▶ WHAT IS BEING ASKED
Report how many lines contain the word "France"; answer with the number only.

***

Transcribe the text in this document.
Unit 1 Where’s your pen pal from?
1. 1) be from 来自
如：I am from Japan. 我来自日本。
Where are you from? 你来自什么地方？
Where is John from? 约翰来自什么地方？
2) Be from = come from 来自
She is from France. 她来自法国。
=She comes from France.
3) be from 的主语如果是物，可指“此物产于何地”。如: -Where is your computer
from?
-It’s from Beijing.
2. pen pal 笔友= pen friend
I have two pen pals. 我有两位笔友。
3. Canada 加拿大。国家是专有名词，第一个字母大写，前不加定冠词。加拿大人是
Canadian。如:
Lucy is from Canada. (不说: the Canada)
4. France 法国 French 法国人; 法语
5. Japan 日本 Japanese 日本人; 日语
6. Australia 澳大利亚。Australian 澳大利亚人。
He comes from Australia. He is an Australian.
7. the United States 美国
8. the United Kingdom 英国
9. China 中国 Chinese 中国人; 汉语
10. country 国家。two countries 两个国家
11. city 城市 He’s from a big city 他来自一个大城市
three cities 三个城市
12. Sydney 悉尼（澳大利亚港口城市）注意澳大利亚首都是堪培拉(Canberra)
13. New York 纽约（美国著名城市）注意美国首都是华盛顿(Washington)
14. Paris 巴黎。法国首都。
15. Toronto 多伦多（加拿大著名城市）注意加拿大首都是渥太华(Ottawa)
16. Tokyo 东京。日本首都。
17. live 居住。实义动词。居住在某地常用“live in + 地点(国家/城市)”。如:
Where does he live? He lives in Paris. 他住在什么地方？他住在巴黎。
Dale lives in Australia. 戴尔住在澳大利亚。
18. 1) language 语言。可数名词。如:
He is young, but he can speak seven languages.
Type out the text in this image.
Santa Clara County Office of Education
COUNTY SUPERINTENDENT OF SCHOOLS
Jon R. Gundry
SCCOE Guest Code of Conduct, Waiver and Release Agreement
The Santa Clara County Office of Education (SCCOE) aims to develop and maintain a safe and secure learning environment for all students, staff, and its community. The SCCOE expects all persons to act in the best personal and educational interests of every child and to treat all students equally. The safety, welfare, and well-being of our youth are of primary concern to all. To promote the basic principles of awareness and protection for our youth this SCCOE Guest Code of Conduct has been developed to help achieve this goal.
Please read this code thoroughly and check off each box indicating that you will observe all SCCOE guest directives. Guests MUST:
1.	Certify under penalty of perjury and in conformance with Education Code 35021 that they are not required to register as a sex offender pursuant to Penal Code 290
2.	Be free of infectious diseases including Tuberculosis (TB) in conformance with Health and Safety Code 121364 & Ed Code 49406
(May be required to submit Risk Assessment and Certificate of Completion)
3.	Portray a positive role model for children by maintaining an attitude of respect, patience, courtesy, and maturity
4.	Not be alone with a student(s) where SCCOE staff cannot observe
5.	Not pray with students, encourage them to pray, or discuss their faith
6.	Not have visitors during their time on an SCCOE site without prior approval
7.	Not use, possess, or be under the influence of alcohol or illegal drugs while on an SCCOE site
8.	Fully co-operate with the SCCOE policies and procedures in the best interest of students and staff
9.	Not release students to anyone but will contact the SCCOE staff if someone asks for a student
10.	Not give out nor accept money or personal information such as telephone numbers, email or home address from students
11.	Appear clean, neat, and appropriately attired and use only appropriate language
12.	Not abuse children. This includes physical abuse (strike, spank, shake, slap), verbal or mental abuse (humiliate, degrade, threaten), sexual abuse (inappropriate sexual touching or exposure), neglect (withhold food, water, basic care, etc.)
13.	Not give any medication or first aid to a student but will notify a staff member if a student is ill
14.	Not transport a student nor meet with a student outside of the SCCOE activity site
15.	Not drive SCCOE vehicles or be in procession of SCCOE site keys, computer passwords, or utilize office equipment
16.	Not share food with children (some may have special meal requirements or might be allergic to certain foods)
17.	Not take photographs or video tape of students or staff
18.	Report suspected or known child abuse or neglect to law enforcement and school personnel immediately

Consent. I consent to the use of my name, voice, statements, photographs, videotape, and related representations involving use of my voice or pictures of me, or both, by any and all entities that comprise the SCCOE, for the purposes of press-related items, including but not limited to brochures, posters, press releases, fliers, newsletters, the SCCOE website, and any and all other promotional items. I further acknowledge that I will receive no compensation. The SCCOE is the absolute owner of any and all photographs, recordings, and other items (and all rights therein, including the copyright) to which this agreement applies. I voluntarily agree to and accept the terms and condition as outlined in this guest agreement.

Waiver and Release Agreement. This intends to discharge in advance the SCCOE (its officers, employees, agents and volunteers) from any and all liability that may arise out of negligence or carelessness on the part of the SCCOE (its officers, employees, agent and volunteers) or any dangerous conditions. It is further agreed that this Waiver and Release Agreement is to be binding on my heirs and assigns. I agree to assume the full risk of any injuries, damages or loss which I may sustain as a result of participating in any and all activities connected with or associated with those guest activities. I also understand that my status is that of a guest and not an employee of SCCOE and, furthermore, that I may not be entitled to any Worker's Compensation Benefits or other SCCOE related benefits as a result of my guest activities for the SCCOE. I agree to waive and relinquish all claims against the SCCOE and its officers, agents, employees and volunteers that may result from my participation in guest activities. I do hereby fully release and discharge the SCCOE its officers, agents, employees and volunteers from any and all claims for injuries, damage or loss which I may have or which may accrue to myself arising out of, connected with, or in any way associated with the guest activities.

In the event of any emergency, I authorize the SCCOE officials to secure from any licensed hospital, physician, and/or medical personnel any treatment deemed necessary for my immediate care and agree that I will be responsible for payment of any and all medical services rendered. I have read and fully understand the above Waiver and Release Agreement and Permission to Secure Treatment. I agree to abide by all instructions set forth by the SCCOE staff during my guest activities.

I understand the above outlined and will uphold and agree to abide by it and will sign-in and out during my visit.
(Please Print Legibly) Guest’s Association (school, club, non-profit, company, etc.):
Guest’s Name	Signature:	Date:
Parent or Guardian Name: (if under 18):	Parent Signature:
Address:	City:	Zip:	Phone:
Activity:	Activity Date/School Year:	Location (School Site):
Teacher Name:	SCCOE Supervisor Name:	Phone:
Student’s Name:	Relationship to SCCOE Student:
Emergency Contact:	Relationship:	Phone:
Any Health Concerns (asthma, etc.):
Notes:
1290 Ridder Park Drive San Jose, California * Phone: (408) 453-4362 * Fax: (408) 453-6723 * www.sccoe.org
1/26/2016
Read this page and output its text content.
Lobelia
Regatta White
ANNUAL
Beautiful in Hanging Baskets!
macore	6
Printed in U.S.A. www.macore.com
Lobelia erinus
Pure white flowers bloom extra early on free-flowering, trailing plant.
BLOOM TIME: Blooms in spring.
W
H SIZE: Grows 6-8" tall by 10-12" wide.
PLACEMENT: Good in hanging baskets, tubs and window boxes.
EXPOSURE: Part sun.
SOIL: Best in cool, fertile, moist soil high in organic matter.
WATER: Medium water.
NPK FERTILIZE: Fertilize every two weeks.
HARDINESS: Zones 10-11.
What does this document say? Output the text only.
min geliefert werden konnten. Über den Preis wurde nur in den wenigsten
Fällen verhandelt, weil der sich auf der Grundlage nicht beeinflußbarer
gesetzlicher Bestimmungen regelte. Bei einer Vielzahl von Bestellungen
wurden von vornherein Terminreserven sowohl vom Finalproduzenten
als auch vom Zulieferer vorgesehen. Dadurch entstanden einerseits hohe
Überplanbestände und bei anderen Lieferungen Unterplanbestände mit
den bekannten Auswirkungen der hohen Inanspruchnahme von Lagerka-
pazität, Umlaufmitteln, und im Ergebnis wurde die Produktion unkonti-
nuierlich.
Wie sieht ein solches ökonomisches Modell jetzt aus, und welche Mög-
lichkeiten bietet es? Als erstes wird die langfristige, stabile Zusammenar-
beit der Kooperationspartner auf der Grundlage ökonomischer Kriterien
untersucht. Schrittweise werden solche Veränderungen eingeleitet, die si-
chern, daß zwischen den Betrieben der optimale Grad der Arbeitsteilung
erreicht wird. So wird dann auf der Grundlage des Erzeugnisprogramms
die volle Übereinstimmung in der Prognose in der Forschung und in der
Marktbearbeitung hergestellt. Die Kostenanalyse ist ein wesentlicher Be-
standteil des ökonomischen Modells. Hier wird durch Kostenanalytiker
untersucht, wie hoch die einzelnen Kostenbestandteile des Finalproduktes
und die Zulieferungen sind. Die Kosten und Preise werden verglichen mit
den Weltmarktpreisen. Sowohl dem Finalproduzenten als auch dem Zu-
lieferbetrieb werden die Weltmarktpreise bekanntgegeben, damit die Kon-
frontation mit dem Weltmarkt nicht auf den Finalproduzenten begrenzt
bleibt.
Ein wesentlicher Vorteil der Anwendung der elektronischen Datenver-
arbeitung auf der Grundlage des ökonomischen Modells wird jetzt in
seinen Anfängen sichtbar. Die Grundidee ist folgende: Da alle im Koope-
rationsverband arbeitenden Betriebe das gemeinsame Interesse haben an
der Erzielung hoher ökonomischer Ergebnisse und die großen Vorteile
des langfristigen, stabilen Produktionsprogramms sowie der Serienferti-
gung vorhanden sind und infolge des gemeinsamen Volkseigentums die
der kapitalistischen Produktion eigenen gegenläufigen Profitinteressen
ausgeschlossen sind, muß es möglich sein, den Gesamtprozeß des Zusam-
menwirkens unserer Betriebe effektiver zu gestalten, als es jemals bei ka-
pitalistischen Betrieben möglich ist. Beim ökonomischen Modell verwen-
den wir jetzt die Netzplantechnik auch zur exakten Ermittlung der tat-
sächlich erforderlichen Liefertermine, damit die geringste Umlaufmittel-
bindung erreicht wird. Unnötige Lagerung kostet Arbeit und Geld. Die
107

***

▶ WRITTEN SOLUTION
3